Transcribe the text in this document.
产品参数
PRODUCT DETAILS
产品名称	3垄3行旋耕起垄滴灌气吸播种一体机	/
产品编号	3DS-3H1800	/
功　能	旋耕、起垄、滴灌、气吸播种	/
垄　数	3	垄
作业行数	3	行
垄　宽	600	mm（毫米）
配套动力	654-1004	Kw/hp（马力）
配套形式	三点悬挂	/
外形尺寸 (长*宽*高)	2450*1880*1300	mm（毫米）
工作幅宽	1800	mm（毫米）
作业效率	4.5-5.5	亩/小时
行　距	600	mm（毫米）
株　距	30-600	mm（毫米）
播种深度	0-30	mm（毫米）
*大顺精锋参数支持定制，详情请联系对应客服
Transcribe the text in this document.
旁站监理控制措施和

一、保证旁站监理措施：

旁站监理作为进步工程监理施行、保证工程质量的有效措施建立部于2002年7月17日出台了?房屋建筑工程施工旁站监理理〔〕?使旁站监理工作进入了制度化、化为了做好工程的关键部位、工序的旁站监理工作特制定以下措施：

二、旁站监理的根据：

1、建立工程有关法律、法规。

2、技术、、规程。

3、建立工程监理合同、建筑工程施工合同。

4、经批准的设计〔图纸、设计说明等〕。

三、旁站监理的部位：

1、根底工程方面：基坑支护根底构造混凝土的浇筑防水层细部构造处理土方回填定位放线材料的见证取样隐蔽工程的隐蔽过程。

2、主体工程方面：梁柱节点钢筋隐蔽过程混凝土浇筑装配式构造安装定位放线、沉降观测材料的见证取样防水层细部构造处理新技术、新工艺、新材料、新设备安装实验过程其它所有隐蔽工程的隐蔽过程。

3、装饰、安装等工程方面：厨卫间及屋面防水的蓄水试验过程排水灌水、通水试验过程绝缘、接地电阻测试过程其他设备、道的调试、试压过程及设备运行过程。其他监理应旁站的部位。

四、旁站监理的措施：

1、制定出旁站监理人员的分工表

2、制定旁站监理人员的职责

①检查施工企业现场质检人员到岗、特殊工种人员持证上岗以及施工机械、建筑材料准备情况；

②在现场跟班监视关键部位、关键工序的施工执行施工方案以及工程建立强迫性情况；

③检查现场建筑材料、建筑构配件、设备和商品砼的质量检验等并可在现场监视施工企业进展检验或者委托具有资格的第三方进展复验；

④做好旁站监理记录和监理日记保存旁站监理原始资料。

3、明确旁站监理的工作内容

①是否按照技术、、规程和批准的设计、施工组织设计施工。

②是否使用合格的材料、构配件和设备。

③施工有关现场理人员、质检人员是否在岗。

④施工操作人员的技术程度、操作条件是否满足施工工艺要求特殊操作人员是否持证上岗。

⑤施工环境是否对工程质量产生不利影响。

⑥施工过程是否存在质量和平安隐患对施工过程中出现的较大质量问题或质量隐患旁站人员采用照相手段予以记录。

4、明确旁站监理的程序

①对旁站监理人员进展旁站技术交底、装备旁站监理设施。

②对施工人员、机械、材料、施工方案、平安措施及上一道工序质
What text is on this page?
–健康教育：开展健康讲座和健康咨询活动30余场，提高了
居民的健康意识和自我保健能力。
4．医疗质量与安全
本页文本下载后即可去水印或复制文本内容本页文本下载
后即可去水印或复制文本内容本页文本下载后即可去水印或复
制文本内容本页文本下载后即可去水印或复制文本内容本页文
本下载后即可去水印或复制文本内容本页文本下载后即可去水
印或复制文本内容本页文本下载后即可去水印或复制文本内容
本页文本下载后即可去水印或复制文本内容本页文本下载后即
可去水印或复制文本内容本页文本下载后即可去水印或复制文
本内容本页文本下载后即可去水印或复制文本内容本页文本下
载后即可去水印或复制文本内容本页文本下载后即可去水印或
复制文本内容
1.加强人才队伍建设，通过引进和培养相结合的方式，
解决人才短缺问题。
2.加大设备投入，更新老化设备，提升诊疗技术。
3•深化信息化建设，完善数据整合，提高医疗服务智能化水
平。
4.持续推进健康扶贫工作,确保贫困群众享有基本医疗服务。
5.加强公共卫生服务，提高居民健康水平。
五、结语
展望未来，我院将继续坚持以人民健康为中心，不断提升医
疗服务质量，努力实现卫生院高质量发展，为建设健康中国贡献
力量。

.....

▶ [Problem details]:
Quote the data above in full, changing nothing.

▶ [Full response]:
Transcribe the text in this document.
产品参数
PRODUCT DETAILS
产品名称	3垄3行旋耕起垄滴灌气吸播种一体机	/
产品编号	3DS-3H1800	/
功　能	旋耕、起垄、滴灌、气吸播种	/
垄　数	3	垄
作业行数	3	行
垄　宽	600	mm（毫米）
配套动力	654-1004	Kw/hp（马力）
配套形式	三点悬挂	/
外形尺寸 (长*宽*高)	2450*1880*1300	mm（毫米）
工作幅宽	1800	mm（毫米）
作业效率	4.5-5.5	亩/小时
行　距	600	mm（毫米）
株　距	30-600	mm（毫米）
播种深度	0-30	mm（毫米）
*大顺精锋参数支持定制，详情请联系对应客服
Transcribe the text in this document.
旁站监理控制措施和

一、保证旁站监理措施：

旁站监理作为进步工程监理施行、保证工程质量的有效措施建立部于2002年7月17日出台了?房屋建筑工程施工旁站监理理〔〕?使旁站监理工作进入了制度化、化为了做好工程的关键部位、工序的旁站监理工作特制定以下措施：

二、旁站监理的根据：

1、建立工程有关法律、法规。

2、技术、、规程。

3、建立工程监理合同、建筑工程施工合同。

4、经批准的设计〔图纸、设计说明等〕。

三、旁站监理的部位：

1、根底工程方面：基坑支护根底构造混凝土的浇筑防水层细部构造处理土方回填定位放线材料的见证取样隐蔽工程的隐蔽过程。

2、主体工程方面：梁柱节点钢筋隐蔽过程混凝土浇筑装配式构造安装定位放线、沉降观测材料的见证取样防水层细部构造处理新技术、新工艺、新材料、新设备安装实验过程其它所有隐蔽工程的隐蔽过程。

3、装饰、安装等工程方面：厨卫间及屋面防水的蓄水试验过程排水灌水、通水试验过程绝缘、接地电阻测试过程其他设备、道的调试、试压过程及设备运行过程。其他监理应旁站的部位。

四、旁站监理的措施：

1、制定出旁站监理人员的分工表

2、制定旁站监理人员的职责

①检查施工企业现场质检人员到岗、特殊工种人员持证上岗以及施工机械、建筑材料准备情况；

②在现场跟班监视关键部位、关键工序的施工执行施工方案以及工程建立强迫性情况；

③检查现场建筑材料、建筑构配件、设备和商品砼的质量检验等并可在现场监视施工企业进展检验或者委托具有资格的第三方进展复验；

④做好旁站监理记录和监理日记保存旁站监理原始资料。

3、明确旁站监理的工作内容

①是否按照技术、、规程和批准的设计、施工组织设计施工。

②是否使用合格的材料、构配件和设备。

③施工有关现场理人员、质检人员是否在岗。

④施工操作人员的技术程度、操作条件是否满足施工工艺要求特殊操作人员是否持证上岗。

⑤施工环境是否对工程质量产生不利影响。

⑥施工过程是否存在质量和平安隐患对施工过程中出现的较大质量问题或质量隐患旁站人员采用照相手段予以记录。

4、明确旁站监理的程序

①对旁站监理人员进展旁站技术交底、装备旁站监理设施。

②对施工人员、机械、材料、施工方案、平安措施及上一道工序质
What text is on this page?
–健康教育：开展健康讲座和健康咨询活动30余场，提高了
居民的健康意识和自我保健能力。
4．医疗质量与安全
本页文本下载后即可去水印或复制文本内容本页文本下载
后即可去水印或复制文本内容本页文本下载后即可去水印或复
制文本内容本页文本下载后即可去水印或复制文本内容本页文
本下载后即可去水印或复制文本内容本页文本下载后即可去水
印或复制文本内容本页文本下载后即可去水印或复制文本内容
本页文本下载后即可去水印或复制文本内容本页文本下载后即
可去水印或复制文本内容本页文本下载后即可去水印或复制文
本内容本页文本下载后即可去水印或复制文本内容本页文本下
载后即可去水印或复制文本内容本页文本下载后即可去水印或
复制文本内容
1.加强人才队伍建设，通过引进和培养相结合的方式，
解决人才短缺问题。
2.加大设备投入，更新老化设备，提升诊疗技术。
3•深化信息化建设，完善数据整合，提高医疗服务智能化水
平。
4.持续推进健康扶贫工作,确保贫困群众享有基本医疗服务。
5.加强公共卫生服务，提高居民健康水平。
五、结语
展望未来，我院将继续坚持以人民健康为中心，不断提升医
疗服务质量，努力实现卫生院高质量发展，为建设健康中国贡献
力量。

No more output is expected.